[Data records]
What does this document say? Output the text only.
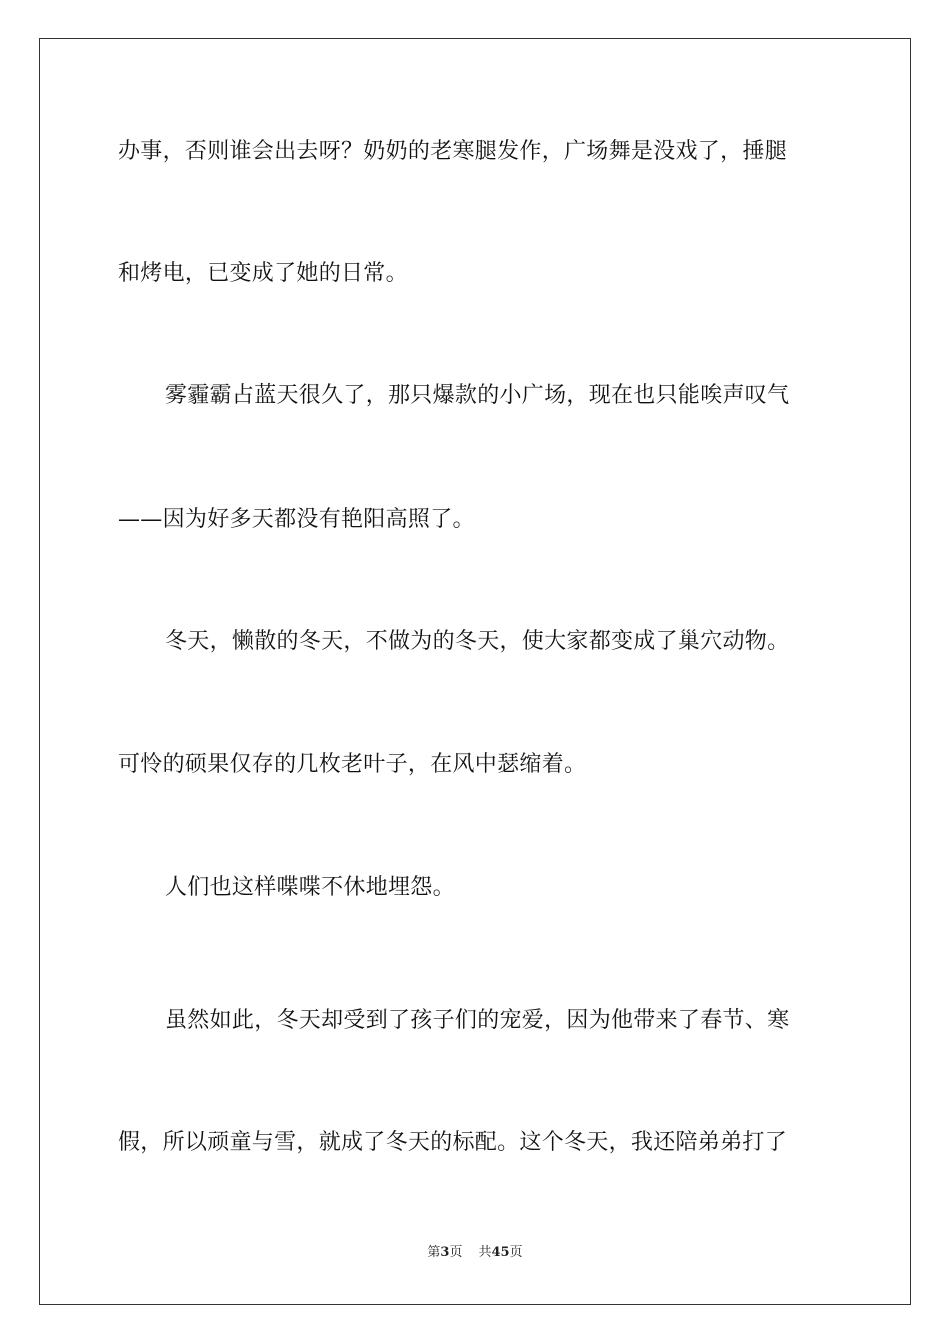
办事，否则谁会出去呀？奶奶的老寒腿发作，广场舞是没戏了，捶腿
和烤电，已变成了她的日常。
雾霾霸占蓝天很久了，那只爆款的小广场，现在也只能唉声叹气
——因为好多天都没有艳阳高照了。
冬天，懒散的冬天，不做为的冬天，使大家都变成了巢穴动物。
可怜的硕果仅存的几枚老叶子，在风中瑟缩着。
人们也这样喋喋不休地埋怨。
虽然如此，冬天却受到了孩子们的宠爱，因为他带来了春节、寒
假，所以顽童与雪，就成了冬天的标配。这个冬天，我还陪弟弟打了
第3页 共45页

» PROBLEM TO SOLVE:
Could you reproduce every record above exactly, leaving out the pictures?

» THE OUTPUT:
What does this document say? Output the text only.
办事，否则谁会出去呀？奶奶的老寒腿发作，广场舞是没戏了，捶腿
和烤电，已变成了她的日常。
雾霾霸占蓝天很久了，那只爆款的小广场，现在也只能唉声叹气
——因为好多天都没有艳阳高照了。
冬天，懒散的冬天，不做为的冬天，使大家都变成了巢穴动物。
可怜的硕果仅存的几枚老叶子，在风中瑟缩着。
人们也这样喋喋不休地埋怨。
虽然如此，冬天却受到了孩子们的宠爱，因为他带来了春节、寒
假，所以顽童与雪，就成了冬天的标配。这个冬天，我还陪弟弟打了
第3页 共45页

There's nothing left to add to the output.